Records provided:
══════════
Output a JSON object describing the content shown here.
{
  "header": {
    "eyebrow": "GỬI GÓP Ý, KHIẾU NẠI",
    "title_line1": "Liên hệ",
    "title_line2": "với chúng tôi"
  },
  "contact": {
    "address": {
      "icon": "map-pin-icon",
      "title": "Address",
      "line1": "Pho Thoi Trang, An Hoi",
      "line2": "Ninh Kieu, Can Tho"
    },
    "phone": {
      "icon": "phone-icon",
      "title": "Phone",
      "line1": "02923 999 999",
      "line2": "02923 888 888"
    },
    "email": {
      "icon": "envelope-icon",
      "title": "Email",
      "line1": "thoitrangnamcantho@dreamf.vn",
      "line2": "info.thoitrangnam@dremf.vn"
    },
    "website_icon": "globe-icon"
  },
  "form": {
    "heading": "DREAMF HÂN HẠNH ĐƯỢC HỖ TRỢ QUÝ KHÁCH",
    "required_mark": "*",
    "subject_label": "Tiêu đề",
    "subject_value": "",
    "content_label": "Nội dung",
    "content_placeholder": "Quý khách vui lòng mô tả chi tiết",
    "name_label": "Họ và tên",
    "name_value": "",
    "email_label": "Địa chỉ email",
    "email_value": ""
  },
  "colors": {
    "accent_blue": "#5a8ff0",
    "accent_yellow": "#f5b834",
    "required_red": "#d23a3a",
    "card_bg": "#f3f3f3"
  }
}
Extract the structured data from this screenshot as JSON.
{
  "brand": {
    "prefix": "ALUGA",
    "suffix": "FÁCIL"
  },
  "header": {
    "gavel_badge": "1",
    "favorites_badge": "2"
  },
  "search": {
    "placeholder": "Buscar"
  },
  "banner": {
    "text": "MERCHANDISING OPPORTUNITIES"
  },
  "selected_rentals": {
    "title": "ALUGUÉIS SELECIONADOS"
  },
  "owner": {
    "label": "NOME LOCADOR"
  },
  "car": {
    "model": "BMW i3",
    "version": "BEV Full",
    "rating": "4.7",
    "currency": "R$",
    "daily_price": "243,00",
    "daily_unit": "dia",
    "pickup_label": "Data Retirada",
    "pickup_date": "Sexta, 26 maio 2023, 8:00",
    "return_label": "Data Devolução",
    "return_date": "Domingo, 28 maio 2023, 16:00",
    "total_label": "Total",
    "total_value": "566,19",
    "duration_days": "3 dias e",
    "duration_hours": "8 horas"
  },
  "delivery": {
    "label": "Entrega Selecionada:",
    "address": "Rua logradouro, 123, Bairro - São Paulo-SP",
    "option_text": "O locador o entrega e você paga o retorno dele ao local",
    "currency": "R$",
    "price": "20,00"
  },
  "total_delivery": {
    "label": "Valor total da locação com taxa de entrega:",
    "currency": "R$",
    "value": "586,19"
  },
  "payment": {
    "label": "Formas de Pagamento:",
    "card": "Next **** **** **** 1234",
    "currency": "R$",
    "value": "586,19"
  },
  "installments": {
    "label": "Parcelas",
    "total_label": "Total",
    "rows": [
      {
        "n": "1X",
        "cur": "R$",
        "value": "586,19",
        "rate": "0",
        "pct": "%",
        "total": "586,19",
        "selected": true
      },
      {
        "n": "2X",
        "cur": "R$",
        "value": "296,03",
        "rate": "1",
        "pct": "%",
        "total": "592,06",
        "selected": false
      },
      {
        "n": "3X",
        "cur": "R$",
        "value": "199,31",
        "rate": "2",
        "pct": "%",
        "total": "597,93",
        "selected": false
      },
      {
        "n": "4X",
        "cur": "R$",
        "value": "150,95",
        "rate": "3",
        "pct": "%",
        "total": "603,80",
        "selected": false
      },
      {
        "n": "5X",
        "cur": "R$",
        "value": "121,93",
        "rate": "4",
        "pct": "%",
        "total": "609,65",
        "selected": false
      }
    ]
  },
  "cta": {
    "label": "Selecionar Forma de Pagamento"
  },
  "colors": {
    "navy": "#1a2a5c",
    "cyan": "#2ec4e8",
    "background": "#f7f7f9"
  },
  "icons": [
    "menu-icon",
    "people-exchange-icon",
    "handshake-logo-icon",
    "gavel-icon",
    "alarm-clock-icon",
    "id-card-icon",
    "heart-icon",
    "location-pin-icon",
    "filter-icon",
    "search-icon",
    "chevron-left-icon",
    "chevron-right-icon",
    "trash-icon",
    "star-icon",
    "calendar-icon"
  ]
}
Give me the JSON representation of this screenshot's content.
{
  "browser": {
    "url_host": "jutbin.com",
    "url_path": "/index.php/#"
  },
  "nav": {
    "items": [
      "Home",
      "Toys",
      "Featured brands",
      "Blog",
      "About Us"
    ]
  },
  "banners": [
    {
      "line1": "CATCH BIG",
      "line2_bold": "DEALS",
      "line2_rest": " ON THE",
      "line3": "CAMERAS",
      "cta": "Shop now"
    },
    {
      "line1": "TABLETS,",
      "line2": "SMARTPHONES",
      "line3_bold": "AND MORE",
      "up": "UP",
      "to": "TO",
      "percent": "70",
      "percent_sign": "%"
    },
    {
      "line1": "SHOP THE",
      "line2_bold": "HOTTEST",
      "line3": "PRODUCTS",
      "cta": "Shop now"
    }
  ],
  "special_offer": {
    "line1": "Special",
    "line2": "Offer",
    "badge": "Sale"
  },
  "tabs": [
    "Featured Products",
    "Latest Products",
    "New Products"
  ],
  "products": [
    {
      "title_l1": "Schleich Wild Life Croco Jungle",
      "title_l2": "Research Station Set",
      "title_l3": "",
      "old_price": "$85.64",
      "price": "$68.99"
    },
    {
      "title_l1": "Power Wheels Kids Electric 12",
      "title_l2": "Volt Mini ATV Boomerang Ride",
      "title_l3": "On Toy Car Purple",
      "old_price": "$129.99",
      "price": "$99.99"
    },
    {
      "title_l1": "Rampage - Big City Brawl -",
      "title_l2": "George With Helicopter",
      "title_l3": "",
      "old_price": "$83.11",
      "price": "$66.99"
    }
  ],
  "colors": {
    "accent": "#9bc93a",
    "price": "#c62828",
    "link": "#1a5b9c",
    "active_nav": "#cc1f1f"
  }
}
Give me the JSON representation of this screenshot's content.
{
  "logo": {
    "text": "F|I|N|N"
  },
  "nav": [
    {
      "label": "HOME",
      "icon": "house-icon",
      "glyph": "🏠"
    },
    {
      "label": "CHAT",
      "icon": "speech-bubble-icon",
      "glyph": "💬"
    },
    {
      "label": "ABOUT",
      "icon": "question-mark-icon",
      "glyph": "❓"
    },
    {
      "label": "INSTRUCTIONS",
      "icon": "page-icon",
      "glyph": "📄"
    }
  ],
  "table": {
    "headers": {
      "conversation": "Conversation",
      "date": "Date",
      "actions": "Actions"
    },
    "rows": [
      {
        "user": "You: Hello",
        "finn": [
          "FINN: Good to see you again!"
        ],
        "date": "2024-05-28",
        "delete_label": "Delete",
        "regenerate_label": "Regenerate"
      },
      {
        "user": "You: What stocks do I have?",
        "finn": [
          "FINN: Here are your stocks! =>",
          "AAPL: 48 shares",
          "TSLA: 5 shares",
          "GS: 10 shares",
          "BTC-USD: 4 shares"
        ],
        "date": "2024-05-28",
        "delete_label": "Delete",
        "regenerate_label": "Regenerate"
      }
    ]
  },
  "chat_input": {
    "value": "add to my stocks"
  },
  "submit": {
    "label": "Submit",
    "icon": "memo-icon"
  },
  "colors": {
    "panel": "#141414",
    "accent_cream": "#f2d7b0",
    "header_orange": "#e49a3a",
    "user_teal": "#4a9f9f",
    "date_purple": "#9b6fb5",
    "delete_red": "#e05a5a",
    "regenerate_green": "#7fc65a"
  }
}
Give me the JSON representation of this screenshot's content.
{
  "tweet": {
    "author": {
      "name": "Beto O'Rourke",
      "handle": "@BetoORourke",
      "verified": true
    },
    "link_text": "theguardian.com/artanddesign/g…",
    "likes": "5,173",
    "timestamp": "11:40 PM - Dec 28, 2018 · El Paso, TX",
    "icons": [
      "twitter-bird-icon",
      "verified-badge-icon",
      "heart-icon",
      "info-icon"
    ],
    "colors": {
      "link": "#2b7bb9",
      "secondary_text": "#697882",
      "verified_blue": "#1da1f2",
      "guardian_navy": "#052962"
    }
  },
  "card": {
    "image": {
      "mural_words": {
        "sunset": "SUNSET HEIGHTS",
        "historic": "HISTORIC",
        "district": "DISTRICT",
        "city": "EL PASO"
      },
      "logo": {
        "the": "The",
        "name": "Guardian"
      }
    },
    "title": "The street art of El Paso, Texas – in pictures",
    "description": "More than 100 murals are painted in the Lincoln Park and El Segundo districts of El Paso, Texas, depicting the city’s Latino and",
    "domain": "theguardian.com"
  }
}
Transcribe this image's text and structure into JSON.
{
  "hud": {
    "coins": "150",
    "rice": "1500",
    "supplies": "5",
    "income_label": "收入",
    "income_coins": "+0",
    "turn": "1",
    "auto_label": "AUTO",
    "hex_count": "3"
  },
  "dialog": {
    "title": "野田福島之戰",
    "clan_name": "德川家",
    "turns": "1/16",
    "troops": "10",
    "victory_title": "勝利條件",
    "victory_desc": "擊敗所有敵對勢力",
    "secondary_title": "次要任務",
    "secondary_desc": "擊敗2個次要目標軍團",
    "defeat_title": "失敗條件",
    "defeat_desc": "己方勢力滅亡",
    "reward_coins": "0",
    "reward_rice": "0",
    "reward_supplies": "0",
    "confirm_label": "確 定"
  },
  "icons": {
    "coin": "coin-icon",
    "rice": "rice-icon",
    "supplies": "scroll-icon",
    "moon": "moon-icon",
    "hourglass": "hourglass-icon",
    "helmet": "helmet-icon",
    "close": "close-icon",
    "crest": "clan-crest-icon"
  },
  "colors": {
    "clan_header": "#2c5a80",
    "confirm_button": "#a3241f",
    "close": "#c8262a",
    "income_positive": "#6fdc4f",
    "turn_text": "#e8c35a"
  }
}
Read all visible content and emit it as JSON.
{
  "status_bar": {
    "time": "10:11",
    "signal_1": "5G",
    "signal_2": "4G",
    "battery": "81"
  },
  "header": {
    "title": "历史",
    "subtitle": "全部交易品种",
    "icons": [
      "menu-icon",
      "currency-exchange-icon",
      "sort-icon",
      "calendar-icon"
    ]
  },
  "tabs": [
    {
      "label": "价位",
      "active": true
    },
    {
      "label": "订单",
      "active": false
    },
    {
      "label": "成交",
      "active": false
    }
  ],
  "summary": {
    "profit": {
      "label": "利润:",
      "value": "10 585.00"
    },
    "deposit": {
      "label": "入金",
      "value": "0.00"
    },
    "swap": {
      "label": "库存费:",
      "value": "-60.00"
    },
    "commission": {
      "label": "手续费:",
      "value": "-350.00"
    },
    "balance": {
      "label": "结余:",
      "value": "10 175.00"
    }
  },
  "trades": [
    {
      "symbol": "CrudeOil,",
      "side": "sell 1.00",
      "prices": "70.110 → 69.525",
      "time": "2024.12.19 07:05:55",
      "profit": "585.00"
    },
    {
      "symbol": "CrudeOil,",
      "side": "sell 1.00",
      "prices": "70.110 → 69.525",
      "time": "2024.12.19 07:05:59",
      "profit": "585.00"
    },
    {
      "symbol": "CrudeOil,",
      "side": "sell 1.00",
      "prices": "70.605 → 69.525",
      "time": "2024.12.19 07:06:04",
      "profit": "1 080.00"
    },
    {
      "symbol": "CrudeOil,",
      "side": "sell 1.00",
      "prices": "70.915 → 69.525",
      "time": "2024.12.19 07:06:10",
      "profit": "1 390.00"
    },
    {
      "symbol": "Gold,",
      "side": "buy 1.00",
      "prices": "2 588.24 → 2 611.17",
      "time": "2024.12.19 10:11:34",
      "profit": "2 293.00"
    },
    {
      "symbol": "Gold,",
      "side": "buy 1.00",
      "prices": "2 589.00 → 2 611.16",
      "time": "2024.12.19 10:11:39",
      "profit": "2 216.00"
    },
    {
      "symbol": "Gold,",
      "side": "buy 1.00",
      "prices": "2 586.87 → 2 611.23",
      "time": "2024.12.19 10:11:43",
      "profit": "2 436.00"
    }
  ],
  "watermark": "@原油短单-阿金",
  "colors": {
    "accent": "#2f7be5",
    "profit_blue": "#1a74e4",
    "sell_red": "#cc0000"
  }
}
══════════
Given problem: Scan the material above. Extract every line in which the word "shares" occurs.

Response:
          "AAPL: 48 shares",
          "TSLA: 5 shares",
          "GS: 10 shares",
          "BTC-USD: 4 shares"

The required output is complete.